# Questions
• 1. Return the passage of the blog post from "Maybe more like" to "and predictable rhythms.", copied word for word.
• 2. In the blog post, what was the man on the shuttle platform wearing while he played Bach cello suites?
• 3. Extend the blog post about the cellist on the shuttle platform, picking up right after its last sentence.

# Excerpt
^^^^

Thursday, March 30, 2017

OGT DAILY - Day Seventy Five SCALES

Today was one of those biting March days where you maybe aren't wearing quite enough because the sky is bright and there are signs of warm weather everywhere like pansies in the pots along Manhattan streets.  But the pansies are shivering and so are you because even though you can smell the warms days of April ahead the snap of winter still blasts through your coat.

Maybe more like "in like a lamb, out like a lion."  


As I headed to a meeting at Washington Square this morning I passed a man on the shuttle platform playing Bach cello suites in a tuxedo.   I think it was one of the later suites maybe 5 in c minor, which has a mournful quality - even the usually joyful prelude.   I smiled at him for his gracious formality presented to a mostly uninterested crowd of commuters and gave him some money.  He played beautifully and reminded me of the luxury of having my own son play the cello suites for years in our home so I could listen and be calmed by their classic and predictable rhythms.

^^^^

# Material supplied
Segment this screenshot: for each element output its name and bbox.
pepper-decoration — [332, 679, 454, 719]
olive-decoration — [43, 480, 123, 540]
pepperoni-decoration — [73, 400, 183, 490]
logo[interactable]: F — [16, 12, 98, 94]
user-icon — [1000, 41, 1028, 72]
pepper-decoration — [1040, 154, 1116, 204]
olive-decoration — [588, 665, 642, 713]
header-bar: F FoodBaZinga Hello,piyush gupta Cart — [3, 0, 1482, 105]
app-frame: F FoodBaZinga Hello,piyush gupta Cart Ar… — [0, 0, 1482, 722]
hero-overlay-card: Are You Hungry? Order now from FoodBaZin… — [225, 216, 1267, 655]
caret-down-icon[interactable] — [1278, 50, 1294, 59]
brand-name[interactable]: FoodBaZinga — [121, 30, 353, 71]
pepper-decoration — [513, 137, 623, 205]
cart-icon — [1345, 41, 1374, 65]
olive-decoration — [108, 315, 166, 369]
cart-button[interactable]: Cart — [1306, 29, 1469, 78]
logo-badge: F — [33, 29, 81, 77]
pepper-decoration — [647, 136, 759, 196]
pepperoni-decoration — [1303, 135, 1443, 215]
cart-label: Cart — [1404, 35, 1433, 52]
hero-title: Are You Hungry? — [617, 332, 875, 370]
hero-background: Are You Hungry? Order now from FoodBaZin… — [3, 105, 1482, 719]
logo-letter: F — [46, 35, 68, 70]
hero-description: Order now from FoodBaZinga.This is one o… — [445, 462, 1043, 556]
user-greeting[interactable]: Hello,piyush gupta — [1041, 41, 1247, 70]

^^^^

# Responses to the exercise
• 1.
Maybe more like "in like a lamb, out like a lion."  


As I headed to a meeting at Washington Square this morning I passed a man on the shuttle platform playing Bach cello suites in a tuxedo.   I think it was one of the later suites maybe 5 in c minor, which has a mournful quality - even the usually joyful prelude.   I smiled at him for his gracious formality presented to a mostly uninterested crowd of commuters and gave him some money.  He played beautifully and reminded me of the luxury of having my own son play the cello suites for years in our home so I could listen and be calmed by their classic and predictable rhythms.

• 2. A tuxedo.

• 3.
Everyone loves Bach and these suites because they provide a music that mimics the rhythm of our own biology.  All weekend we talked about the pendulation between alertness and relaxation which makes for a healthy biorhythm.   We also talked about what disturbs that rhythm - trauma, stress, neglect, confusion, abandonment - causing humans beings to be over vigilant or aggressive to save themselves or to become hidden, scared or silent out of fear.   Such is the legacy of man's inhumanity to man.   But Bach was a natural healer.  It makes sense since he was writing church music which would be inherently spiritual.  Beyond that is a reassuring mathematical, geometry to his music which follows patterns of upward and downward (pendulating) scales and arpeggios, with many interesting "accidentals" thrown in to create texture.   I love playing my scales.  My violin teacher plays them daily for hours and calls it - "keeping us honest."   There is nothing more reassuring to me than the predictable up and down of a scale and its arpeggios.   A great thing to do before going to sleep.   Much better than listening to the news!